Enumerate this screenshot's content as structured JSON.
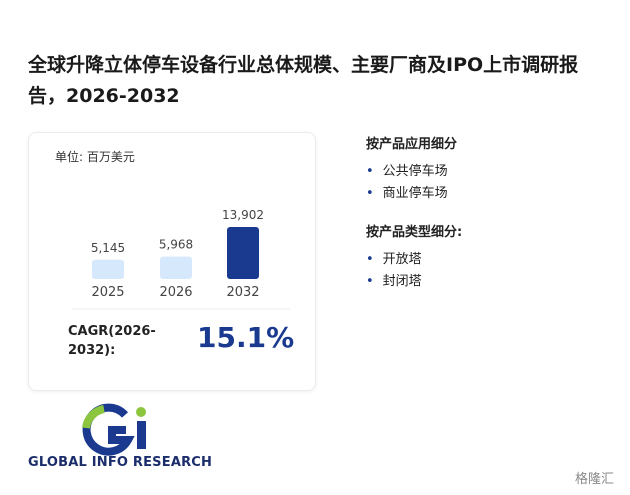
{
  "header": {
    "title": "全球升降立体停车设备行业总体规模、主要厂商及IPO上市调研报告，2026-2032"
  },
  "chart_data": {
    "type": "bar",
    "unit": "单位: 百万美元",
    "categories": [
      "2025",
      "2026",
      "2032"
    ],
    "values": [
      5145,
      5968,
      13902
    ],
    "value_labels": [
      "5,145",
      "5,968",
      "13,902"
    ],
    "colors": [
      "#d6e8fb",
      "#d6e8fb",
      "#1a3a8f"
    ]
  },
  "cagr": {
    "label": "CAGR(2026-2032):",
    "value": "15.1%"
  },
  "segments": [
    {
      "title": "按产品应用细分",
      "items": [
        "公共停车场",
        "商业停车场"
      ]
    },
    {
      "title": "按产品类型细分:",
      "items": [
        "开放塔",
        "封闭塔"
      ]
    }
  ],
  "brand": "GLOBAL INFO RESEARCH",
  "watermark": "格隆汇"
}
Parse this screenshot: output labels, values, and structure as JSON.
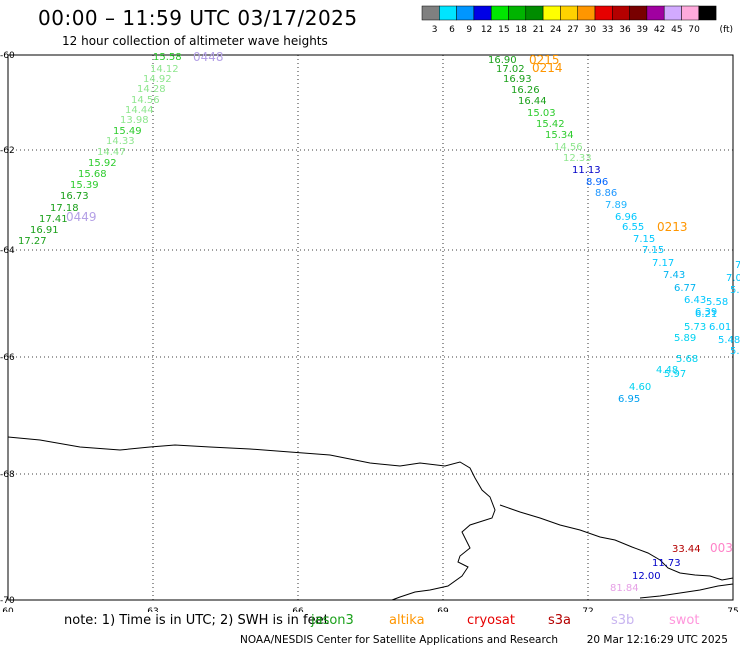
{
  "header": {
    "title": "00:00 – 11:59 UTC 03/17/2025",
    "subtitle": "12 hour collection of altimeter wave heights"
  },
  "colorbar": {
    "unit": "(ft)",
    "bins": [
      {
        "label": "3",
        "color": "#808080"
      },
      {
        "label": "6",
        "color": "#00e5ff"
      },
      {
        "label": "9",
        "color": "#0096ff"
      },
      {
        "label": "12",
        "color": "#0000e6"
      },
      {
        "label": "15",
        "color": "#00e600"
      },
      {
        "label": "18",
        "color": "#00b400"
      },
      {
        "label": "21",
        "color": "#008c00"
      },
      {
        "label": "24",
        "color": "#ffff00"
      },
      {
        "label": "27",
        "color": "#ffd200"
      },
      {
        "label": "30",
        "color": "#ff9600"
      },
      {
        "label": "33",
        "color": "#e60000"
      },
      {
        "label": "36",
        "color": "#b40000"
      },
      {
        "label": "39",
        "color": "#780000"
      },
      {
        "label": "42",
        "color": "#a000a0"
      },
      {
        "label": "45",
        "color": "#d2aaff"
      },
      {
        "label": "70",
        "color": "#ffaadc"
      },
      {
        "label": "",
        "color": "#000000"
      }
    ]
  },
  "map": {
    "lon_range": [
      60,
      75
    ],
    "lat_range": [
      -70,
      -60
    ],
    "lon_ticks": [
      "60",
      "63",
      "66",
      "69",
      "72",
      "75"
    ],
    "lat_ticks": [
      "-60",
      "-62",
      "-64",
      "-66",
      "-68",
      "-70"
    ],
    "grid": "dotted"
  },
  "tracks": [
    {
      "label": "0448",
      "label_color": "#b4a0e6",
      "points": [
        {
          "v": "15.58",
          "c": "#2ecc2e"
        },
        {
          "v": "14.12",
          "c": "#8ee68e"
        },
        {
          "v": "14.92",
          "c": "#8ee68e"
        },
        {
          "v": "14.28",
          "c": "#8ee68e"
        },
        {
          "v": "14.56",
          "c": "#8ee68e"
        },
        {
          "v": "14.44",
          "c": "#8ee68e"
        },
        {
          "v": "13.98",
          "c": "#8ee68e"
        },
        {
          "v": "15.49",
          "c": "#2ecc2e"
        },
        {
          "v": "14.33",
          "c": "#8ee68e"
        },
        {
          "v": "14.47",
          "c": "#8ee68e"
        },
        {
          "v": "15.92",
          "c": "#2ecc2e"
        },
        {
          "v": "15.68",
          "c": "#2ecc2e"
        },
        {
          "v": "15.39",
          "c": "#2ecc2e"
        },
        {
          "v": "16.73",
          "c": "#1aa01a"
        },
        {
          "v": "17.18",
          "c": "#1aa01a"
        },
        {
          "v": "17.41",
          "c": "#1aa01a"
        },
        {
          "v": "16.91",
          "c": "#1aa01a"
        },
        {
          "v": "17.27",
          "c": "#1aa01a"
        }
      ],
      "end_label": "0449",
      "end_label_color": "#b4a0e6"
    },
    {
      "label": "0215",
      "label_color": "#ff9600",
      "label2": "0214",
      "label2_color": "#ff9600",
      "label3": "0213",
      "label3_color": "#ff9600",
      "points": [
        {
          "v": "16.90",
          "c": "#1aa01a"
        },
        {
          "v": "17.02",
          "c": "#1aa01a"
        },
        {
          "v": "16.93",
          "c": "#1aa01a"
        },
        {
          "v": "16.26",
          "c": "#1aa01a"
        },
        {
          "v": "16.44",
          "c": "#1aa01a"
        },
        {
          "v": "15.03",
          "c": "#2ecc2e"
        },
        {
          "v": "15.42",
          "c": "#2ecc2e"
        },
        {
          "v": "15.34",
          "c": "#2ecc2e"
        },
        {
          "v": "14.56",
          "c": "#8ee68e"
        },
        {
          "v": "12.33",
          "c": "#8ee68e"
        },
        {
          "v": "11.13",
          "c": "#0000c8"
        },
        {
          "v": "8.96",
          "c": "#0064ff"
        },
        {
          "v": "8.86",
          "c": "#1e96ff"
        },
        {
          "v": "7.89",
          "c": "#1eb4ff"
        },
        {
          "v": "6.96",
          "c": "#00c8ff"
        },
        {
          "v": "6.55",
          "c": "#00c8ff"
        },
        {
          "v": "7.15",
          "c": "#00c8ff"
        },
        {
          "v": "7.15",
          "c": "#00c8ff"
        },
        {
          "v": "7.17",
          "c": "#00c8ff"
        },
        {
          "v": "7.43",
          "c": "#00b4f0"
        },
        {
          "v": "6.77",
          "c": "#00b4f0"
        },
        {
          "v": "6.43",
          "c": "#00c8ff"
        },
        {
          "v": "6.39",
          "c": "#00c8ff"
        },
        {
          "v": "6.21",
          "c": "#00c8ff"
        },
        {
          "v": "5.73",
          "c": "#00d2f0"
        },
        {
          "v": "5.89",
          "c": "#00d2f0"
        },
        {
          "v": "5.68",
          "c": "#00d2f0"
        },
        {
          "v": "4.48",
          "c": "#00d2f0"
        },
        {
          "v": "5.97",
          "c": "#00d2f0"
        },
        {
          "v": "4.60",
          "c": "#00d2f0"
        },
        {
          "v": "6.95",
          "c": "#00a0f0"
        }
      ]
    },
    {
      "label": "",
      "points": [
        {
          "v": "7.",
          "c": "#00c8ff"
        },
        {
          "v": "7.0",
          "c": "#00c8ff"
        },
        {
          "v": "5.80",
          "c": "#00c8ff"
        },
        {
          "v": "5.58",
          "c": "#00c8ff"
        },
        {
          "v": "6.01",
          "c": "#00c8ff"
        },
        {
          "v": "5.48",
          "c": "#00c8ff"
        },
        {
          "v": "5.",
          "c": "#00c8ff"
        }
      ]
    },
    {
      "label": "003",
      "label_color": "#ff82c8",
      "points": [
        {
          "v": "33.44",
          "c": "#b40000"
        },
        {
          "v": "11.73",
          "c": "#0000c8"
        },
        {
          "v": "12.00",
          "c": "#0000c8"
        },
        {
          "v": "81.84",
          "c": "#e6a0e6"
        }
      ]
    }
  ],
  "footer": {
    "note": "note: 1) Time is in UTC; 2) SWH is in feet",
    "satellites": [
      {
        "name": "jason3",
        "color": "#1aa01a"
      },
      {
        "name": "altika",
        "color": "#ff9600"
      },
      {
        "name": "cryosat",
        "color": "#e60000"
      },
      {
        "name": "s3a",
        "color": "#b40000"
      },
      {
        "name": "s3b",
        "color": "#c8b4f0"
      },
      {
        "name": "swot",
        "color": "#ff96dc"
      }
    ],
    "credit": "NOAA/NESDIS Center for Satellite Applications and Research",
    "timestamp": "20 Mar 12:16:29 UTC 2025"
  }
}
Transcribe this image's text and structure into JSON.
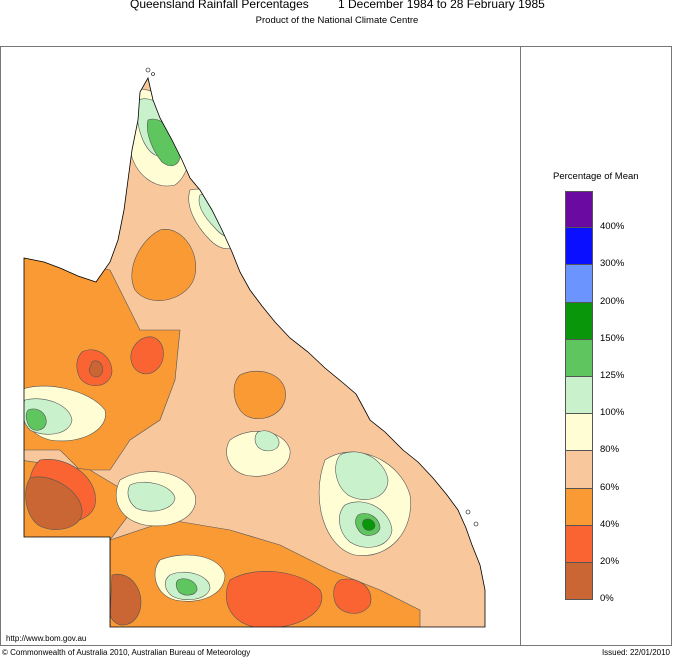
{
  "header": {
    "title_left": "Queensland Rainfall Percentages",
    "title_right": "1 December 1984 to 28 February 1985",
    "subtitle": "Product of the National Climate Centre"
  },
  "legend": {
    "title": "Percentage of Mean",
    "bins": [
      {
        "color": "#6a0aa0"
      },
      {
        "color": "#0a10ff"
      },
      {
        "color": "#6b94ff"
      },
      {
        "color": "#0a960a"
      },
      {
        "color": "#5fc55f"
      },
      {
        "color": "#c9f2cc"
      },
      {
        "color": "#fffdd4"
      },
      {
        "color": "#f8c79c"
      },
      {
        "color": "#f99a35"
      },
      {
        "color": "#fa6432"
      },
      {
        "color": "#c96633"
      }
    ],
    "labels": [
      "400%",
      "300%",
      "200%",
      "150%",
      "125%",
      "100%",
      "80%",
      "60%",
      "40%",
      "20%",
      "0%"
    ]
  },
  "footer": {
    "url": "http://www.bom.gov.au",
    "copyright": "© Commonwealth of Australia 2010, Australian Bureau of Meteorology",
    "issued": "Issued: 22/01/2010"
  }
}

Goal of the exercise => Write out exactly the lines from the one containing "Transcribe this image's" to the last line of the records above, both included, and leave out any pictures.

Final answer =>
Transcribe this image's text and structure into JSON.
{
  "header": {
    "title_left": "Queensland Rainfall Percentages",
    "title_right": "1 December 1984 to 28 February 1985",
    "subtitle": "Product of the National Climate Centre"
  },
  "legend": {
    "title": "Percentage of Mean",
    "bins": [
      {
        "color": "#6a0aa0"
      },
      {
        "color": "#0a10ff"
      },
      {
        "color": "#6b94ff"
      },
      {
        "color": "#0a960a"
      },
      {
        "color": "#5fc55f"
      },
      {
        "color": "#c9f2cc"
      },
      {
        "color": "#fffdd4"
      },
      {
        "color": "#f8c79c"
      },
      {
        "color": "#f99a35"
      },
      {
        "color": "#fa6432"
      },
      {
        "color": "#c96633"
      }
    ],
    "labels": [
      "400%",
      "300%",
      "200%",
      "150%",
      "125%",
      "100%",
      "80%",
      "60%",
      "40%",
      "20%",
      "0%"
    ]
  },
  "footer": {
    "url": "http://www.bom.gov.au",
    "copyright": "© Commonwealth of Australia 2010, Australian Bureau of Meteorology",
    "issued": "Issued: 22/01/2010"
  }
}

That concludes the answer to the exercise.